─── Supplied records

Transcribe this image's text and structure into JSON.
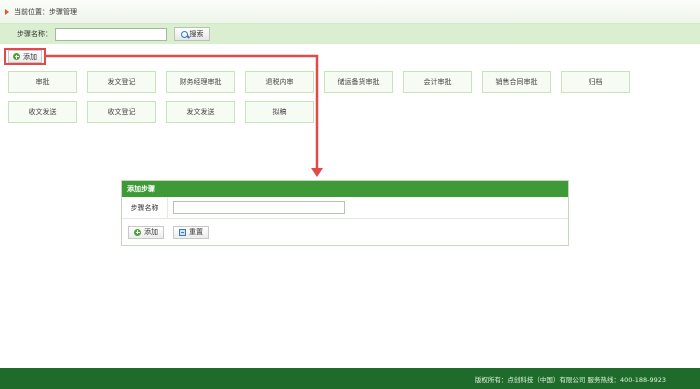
{
  "breadcrumb": {
    "text": "当前位置：步骤管理"
  },
  "search": {
    "label": "步骤名称：",
    "value": "",
    "placeholder": "",
    "button_label": "搜索"
  },
  "toolbar": {
    "add_label": "添加"
  },
  "steps": [
    "审批",
    "发文登记",
    "财务经理审批",
    "退税内审",
    "储运备货审批",
    "会计审批",
    "销售合同审批",
    "归档",
    "收文发送",
    "收文登记",
    "发文发送",
    "拟稿"
  ],
  "dialog": {
    "title": "添加步骤",
    "field_label": "步骤名称",
    "field_value": "",
    "add_label": "添加",
    "reset_label": "重置"
  },
  "footer": {
    "text": "版权所有：点创科技（中国）有限公司  服务热线：400-188-9923"
  },
  "colors": {
    "accent_green": "#3e9a36",
    "footer_green": "#1f6b2b",
    "highlight_red": "#e04a4a"
  }
}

──────

◆ Instructions for the task
Copy out all the data exactly; skip the pictures.

◆ Output of the task
Transcribe this image's text and structure into JSON.
{
  "breadcrumb": {
    "text": "当前位置：步骤管理"
  },
  "search": {
    "label": "步骤名称：",
    "value": "",
    "placeholder": "",
    "button_label": "搜索"
  },
  "toolbar": {
    "add_label": "添加"
  },
  "steps": [
    "审批",
    "发文登记",
    "财务经理审批",
    "退税内审",
    "储运备货审批",
    "会计审批",
    "销售合同审批",
    "归档",
    "收文发送",
    "收文登记",
    "发文发送",
    "拟稿"
  ],
  "dialog": {
    "title": "添加步骤",
    "field_label": "步骤名称",
    "field_value": "",
    "add_label": "添加",
    "reset_label": "重置"
  },
  "footer": {
    "text": "版权所有：点创科技（中国）有限公司  服务热线：400-188-9923"
  },
  "colors": {
    "accent_green": "#3e9a36",
    "footer_green": "#1f6b2b",
    "highlight_red": "#e04a4a"
  }
}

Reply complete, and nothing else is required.